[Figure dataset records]
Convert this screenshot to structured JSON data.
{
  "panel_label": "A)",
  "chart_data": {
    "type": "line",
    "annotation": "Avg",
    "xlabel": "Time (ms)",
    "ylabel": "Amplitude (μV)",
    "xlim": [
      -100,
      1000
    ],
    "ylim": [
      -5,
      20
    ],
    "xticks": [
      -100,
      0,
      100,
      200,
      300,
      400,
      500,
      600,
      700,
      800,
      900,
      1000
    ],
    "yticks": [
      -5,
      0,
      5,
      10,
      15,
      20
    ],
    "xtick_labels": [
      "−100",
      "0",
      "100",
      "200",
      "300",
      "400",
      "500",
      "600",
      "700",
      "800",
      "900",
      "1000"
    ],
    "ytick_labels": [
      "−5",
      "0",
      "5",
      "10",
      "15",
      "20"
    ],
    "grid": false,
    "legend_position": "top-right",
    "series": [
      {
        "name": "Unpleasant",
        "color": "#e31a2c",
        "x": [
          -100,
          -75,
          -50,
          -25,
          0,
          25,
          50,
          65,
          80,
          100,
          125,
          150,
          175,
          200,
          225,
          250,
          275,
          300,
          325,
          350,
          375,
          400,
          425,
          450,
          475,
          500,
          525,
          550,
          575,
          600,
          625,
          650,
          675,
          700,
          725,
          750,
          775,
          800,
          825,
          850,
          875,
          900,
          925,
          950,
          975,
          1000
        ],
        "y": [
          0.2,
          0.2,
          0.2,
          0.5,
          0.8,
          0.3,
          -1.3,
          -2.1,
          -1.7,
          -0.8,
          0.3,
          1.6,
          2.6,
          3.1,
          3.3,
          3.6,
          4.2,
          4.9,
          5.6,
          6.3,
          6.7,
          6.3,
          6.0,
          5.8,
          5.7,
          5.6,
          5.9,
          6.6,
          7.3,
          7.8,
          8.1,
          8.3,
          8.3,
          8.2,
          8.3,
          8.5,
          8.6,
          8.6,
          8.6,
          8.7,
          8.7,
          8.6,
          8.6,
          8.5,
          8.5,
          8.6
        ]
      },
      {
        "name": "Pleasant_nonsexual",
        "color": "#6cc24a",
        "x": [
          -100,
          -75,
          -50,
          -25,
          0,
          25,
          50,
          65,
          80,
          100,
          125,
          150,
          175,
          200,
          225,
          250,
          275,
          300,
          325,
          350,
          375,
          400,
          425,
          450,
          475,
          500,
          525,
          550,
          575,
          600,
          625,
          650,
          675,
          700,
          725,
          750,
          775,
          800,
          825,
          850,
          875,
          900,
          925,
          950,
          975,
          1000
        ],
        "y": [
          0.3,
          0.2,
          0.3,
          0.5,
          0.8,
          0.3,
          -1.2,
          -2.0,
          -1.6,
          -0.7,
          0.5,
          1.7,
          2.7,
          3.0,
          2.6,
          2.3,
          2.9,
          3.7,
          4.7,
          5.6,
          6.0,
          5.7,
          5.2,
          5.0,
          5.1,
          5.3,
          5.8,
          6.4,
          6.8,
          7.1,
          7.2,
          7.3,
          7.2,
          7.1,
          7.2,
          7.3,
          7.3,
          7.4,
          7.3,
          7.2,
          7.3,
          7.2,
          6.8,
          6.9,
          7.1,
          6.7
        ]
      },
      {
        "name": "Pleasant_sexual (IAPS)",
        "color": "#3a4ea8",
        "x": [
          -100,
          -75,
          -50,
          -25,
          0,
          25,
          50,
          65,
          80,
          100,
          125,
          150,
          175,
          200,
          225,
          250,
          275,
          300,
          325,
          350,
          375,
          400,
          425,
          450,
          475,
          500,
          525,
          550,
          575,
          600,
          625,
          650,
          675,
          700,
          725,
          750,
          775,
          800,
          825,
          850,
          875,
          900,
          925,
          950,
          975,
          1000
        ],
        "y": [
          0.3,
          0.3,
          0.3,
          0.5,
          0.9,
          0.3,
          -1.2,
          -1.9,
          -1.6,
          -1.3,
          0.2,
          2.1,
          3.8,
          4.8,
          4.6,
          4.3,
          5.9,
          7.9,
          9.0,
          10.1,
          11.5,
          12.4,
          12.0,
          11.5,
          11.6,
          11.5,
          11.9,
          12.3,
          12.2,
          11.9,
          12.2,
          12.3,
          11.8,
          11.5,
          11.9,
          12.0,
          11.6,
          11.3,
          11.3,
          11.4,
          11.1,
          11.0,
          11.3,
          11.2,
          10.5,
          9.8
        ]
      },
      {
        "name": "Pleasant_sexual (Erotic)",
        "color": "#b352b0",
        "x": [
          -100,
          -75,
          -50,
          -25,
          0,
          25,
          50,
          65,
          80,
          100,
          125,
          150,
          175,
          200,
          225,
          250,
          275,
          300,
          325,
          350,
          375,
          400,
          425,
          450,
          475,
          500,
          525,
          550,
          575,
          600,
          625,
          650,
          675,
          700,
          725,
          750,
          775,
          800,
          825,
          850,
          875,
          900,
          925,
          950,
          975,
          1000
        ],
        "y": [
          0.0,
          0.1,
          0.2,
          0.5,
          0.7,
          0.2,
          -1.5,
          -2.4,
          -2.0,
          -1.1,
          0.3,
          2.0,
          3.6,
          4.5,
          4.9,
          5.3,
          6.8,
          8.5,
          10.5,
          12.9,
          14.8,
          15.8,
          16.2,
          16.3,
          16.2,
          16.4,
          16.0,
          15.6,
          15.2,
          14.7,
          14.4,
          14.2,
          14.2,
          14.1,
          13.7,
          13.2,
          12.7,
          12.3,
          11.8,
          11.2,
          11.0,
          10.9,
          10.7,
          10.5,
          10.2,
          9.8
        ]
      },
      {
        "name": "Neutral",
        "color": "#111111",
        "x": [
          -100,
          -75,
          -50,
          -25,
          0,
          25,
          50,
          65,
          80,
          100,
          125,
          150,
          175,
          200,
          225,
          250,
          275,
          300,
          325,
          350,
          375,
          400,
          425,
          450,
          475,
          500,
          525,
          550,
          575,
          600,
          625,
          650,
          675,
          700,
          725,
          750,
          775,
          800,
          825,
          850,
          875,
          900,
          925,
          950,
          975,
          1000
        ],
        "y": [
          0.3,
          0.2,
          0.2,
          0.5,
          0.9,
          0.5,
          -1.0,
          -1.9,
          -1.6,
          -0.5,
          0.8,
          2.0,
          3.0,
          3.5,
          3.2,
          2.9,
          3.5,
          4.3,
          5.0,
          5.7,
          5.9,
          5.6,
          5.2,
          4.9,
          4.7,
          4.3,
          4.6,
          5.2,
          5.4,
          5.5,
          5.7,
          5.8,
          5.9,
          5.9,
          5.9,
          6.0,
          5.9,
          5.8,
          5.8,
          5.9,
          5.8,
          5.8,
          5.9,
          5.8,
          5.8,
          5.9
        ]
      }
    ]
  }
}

**AIM OF THE EXERCISE:**
Go through the listing and print each line exactly as it appears.

**THE OUTPUT:**
Convert this screenshot to structured JSON data.
{
  "panel_label": "A)",
  "chart_data": {
    "type": "line",
    "annotation": "Avg",
    "xlabel": "Time (ms)",
    "ylabel": "Amplitude (μV)",
    "xlim": [
      -100,
      1000
    ],
    "ylim": [
      -5,
      20
    ],
    "xticks": [
      -100,
      0,
      100,
      200,
      300,
      400,
      500,
      600,
      700,
      800,
      900,
      1000
    ],
    "yticks": [
      -5,
      0,
      5,
      10,
      15,
      20
    ],
    "xtick_labels": [
      "−100",
      "0",
      "100",
      "200",
      "300",
      "400",
      "500",
      "600",
      "700",
      "800",
      "900",
      "1000"
    ],
    "ytick_labels": [
      "−5",
      "0",
      "5",
      "10",
      "15",
      "20"
    ],
    "grid": false,
    "legend_position": "top-right",
    "series": [
      {
        "name": "Unpleasant",
        "color": "#e31a2c",
        "x": [
          -100,
          -75,
          -50,
          -25,
          0,
          25,
          50,
          65,
          80,
          100,
          125,
          150,
          175,
          200,
          225,
          250,
          275,
          300,
          325,
          350,
          375,
          400,
          425,
          450,
          475,
          500,
          525,
          550,
          575,
          600,
          625,
          650,
          675,
          700,
          725,
          750,
          775,
          800,
          825,
          850,
          875,
          900,
          925,
          950,
          975,
          1000
        ],
        "y": [
          0.2,
          0.2,
          0.2,
          0.5,
          0.8,
          0.3,
          -1.3,
          -2.1,
          -1.7,
          -0.8,
          0.3,
          1.6,
          2.6,
          3.1,
          3.3,
          3.6,
          4.2,
          4.9,
          5.6,
          6.3,
          6.7,
          6.3,
          6.0,
          5.8,
          5.7,
          5.6,
          5.9,
          6.6,
          7.3,
          7.8,
          8.1,
          8.3,
          8.3,
          8.2,
          8.3,
          8.5,
          8.6,
          8.6,
          8.6,
          8.7,
          8.7,
          8.6,
          8.6,
          8.5,
          8.5,
          8.6
        ]
      },
      {
        "name": "Pleasant_nonsexual",
        "color": "#6cc24a",
        "x": [
          -100,
          -75,
          -50,
          -25,
          0,
          25,
          50,
          65,
          80,
          100,
          125,
          150,
          175,
          200,
          225,
          250,
          275,
          300,
          325,
          350,
          375,
          400,
          425,
          450,
          475,
          500,
          525,
          550,
          575,
          600,
          625,
          650,
          675,
          700,
          725,
          750,
          775,
          800,
          825,
          850,
          875,
          900,
          925,
          950,
          975,
          1000
        ],
        "y": [
          0.3,
          0.2,
          0.3,
          0.5,
          0.8,
          0.3,
          -1.2,
          -2.0,
          -1.6,
          -0.7,
          0.5,
          1.7,
          2.7,
          3.0,
          2.6,
          2.3,
          2.9,
          3.7,
          4.7,
          5.6,
          6.0,
          5.7,
          5.2,
          5.0,
          5.1,
          5.3,
          5.8,
          6.4,
          6.8,
          7.1,
          7.2,
          7.3,
          7.2,
          7.1,
          7.2,
          7.3,
          7.3,
          7.4,
          7.3,
          7.2,
          7.3,
          7.2,
          6.8,
          6.9,
          7.1,
          6.7
        ]
      },
      {
        "name": "Pleasant_sexual (IAPS)",
        "color": "#3a4ea8",
        "x": [
          -100,
          -75,
          -50,
          -25,
          0,
          25,
          50,
          65,
          80,
          100,
          125,
          150,
          175,
          200,
          225,
          250,
          275,
          300,
          325,
          350,
          375,
          400,
          425,
          450,
          475,
          500,
          525,
          550,
          575,
          600,
          625,
          650,
          675,
          700,
          725,
          750,
          775,
          800,
          825,
          850,
          875,
          900,
          925,
          950,
          975,
          1000
        ],
        "y": [
          0.3,
          0.3,
          0.3,
          0.5,
          0.9,
          0.3,
          -1.2,
          -1.9,
          -1.6,
          -1.3,
          0.2,
          2.1,
          3.8,
          4.8,
          4.6,
          4.3,
          5.9,
          7.9,
          9.0,
          10.1,
          11.5,
          12.4,
          12.0,
          11.5,
          11.6,
          11.5,
          11.9,
          12.3,
          12.2,
          11.9,
          12.2,
          12.3,
          11.8,
          11.5,
          11.9,
          12.0,
          11.6,
          11.3,
          11.3,
          11.4,
          11.1,
          11.0,
          11.3,
          11.2,
          10.5,
          9.8
        ]
      },
      {
        "name": "Pleasant_sexual (Erotic)",
        "color": "#b352b0",
        "x": [
          -100,
          -75,
          -50,
          -25,
          0,
          25,
          50,
          65,
          80,
          100,
          125,
          150,
          175,
          200,
          225,
          250,
          275,
          300,
          325,
          350,
          375,
          400,
          425,
          450,
          475,
          500,
          525,
          550,
          575,
          600,
          625,
          650,
          675,
          700,
          725,
          750,
          775,
          800,
          825,
          850,
          875,
          900,
          925,
          950,
          975,
          1000
        ],
        "y": [
          0.0,
          0.1,
          0.2,
          0.5,
          0.7,
          0.2,
          -1.5,
          -2.4,
          -2.0,
          -1.1,
          0.3,
          2.0,
          3.6,
          4.5,
          4.9,
          5.3,
          6.8,
          8.5,
          10.5,
          12.9,
          14.8,
          15.8,
          16.2,
          16.3,
          16.2,
          16.4,
          16.0,
          15.6,
          15.2,
          14.7,
          14.4,
          14.2,
          14.2,
          14.1,
          13.7,
          13.2,
          12.7,
          12.3,
          11.8,
          11.2,
          11.0,
          10.9,
          10.7,
          10.5,
          10.2,
          9.8
        ]
      },
      {
        "name": "Neutral",
        "color": "#111111",
        "x": [
          -100,
          -75,
          -50,
          -25,
          0,
          25,
          50,
          65,
          80,
          100,
          125,
          150,
          175,
          200,
          225,
          250,
          275,
          300,
          325,
          350,
          375,
          400,
          425,
          450,
          475,
          500,
          525,
          550,
          575,
          600,
          625,
          650,
          675,
          700,
          725,
          750,
          775,
          800,
          825,
          850,
          875,
          900,
          925,
          950,
          975,
          1000
        ],
        "y": [
          0.3,
          0.2,
          0.2,
          0.5,
          0.9,
          0.5,
          -1.0,
          -1.9,
          -1.6,
          -0.5,
          0.8,
          2.0,
          3.0,
          3.5,
          3.2,
          2.9,
          3.5,
          4.3,
          5.0,
          5.7,
          5.9,
          5.6,
          5.2,
          4.9,
          4.7,
          4.3,
          4.6,
          5.2,
          5.4,
          5.5,
          5.7,
          5.8,
          5.9,
          5.9,
          5.9,
          6.0,
          5.9,
          5.8,
          5.8,
          5.9,
          5.8,
          5.8,
          5.9,
          5.8,
          5.8,
          5.9
        ]
      }
    ]
  }
}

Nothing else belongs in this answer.